■ Material:
--*--
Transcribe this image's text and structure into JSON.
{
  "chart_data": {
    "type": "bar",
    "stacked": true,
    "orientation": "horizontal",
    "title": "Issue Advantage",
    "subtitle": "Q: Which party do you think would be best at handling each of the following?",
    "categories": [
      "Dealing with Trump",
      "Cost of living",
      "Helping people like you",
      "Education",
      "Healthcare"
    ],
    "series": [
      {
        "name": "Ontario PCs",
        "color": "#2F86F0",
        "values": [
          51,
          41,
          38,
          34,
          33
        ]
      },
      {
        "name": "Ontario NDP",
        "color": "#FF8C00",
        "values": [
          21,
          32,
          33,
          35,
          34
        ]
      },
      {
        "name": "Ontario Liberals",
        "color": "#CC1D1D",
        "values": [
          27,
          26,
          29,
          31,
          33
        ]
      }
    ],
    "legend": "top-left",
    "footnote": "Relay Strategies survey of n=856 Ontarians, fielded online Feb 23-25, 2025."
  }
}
--*--
Return every record, word for word.

■ Solution for this exercise:
Transcribe this image's text and structure into JSON.
{
  "chart_data": {
    "type": "bar",
    "stacked": true,
    "orientation": "horizontal",
    "title": "Issue Advantage",
    "subtitle": "Q: Which party do you think would be best at handling each of the following?",
    "categories": [
      "Dealing with Trump",
      "Cost of living",
      "Helping people like you",
      "Education",
      "Healthcare"
    ],
    "series": [
      {
        "name": "Ontario PCs",
        "color": "#2F86F0",
        "values": [
          51,
          41,
          38,
          34,
          33
        ]
      },
      {
        "name": "Ontario NDP",
        "color": "#FF8C00",
        "values": [
          21,
          32,
          33,
          35,
          34
        ]
      },
      {
        "name": "Ontario Liberals",
        "color": "#CC1D1D",
        "values": [
          27,
          26,
          29,
          31,
          33
        ]
      }
    ],
    "legend": "top-left",
    "footnote": "Relay Strategies survey of n=856 Ontarians, fielded online Feb 23-25, 2025."
  }
}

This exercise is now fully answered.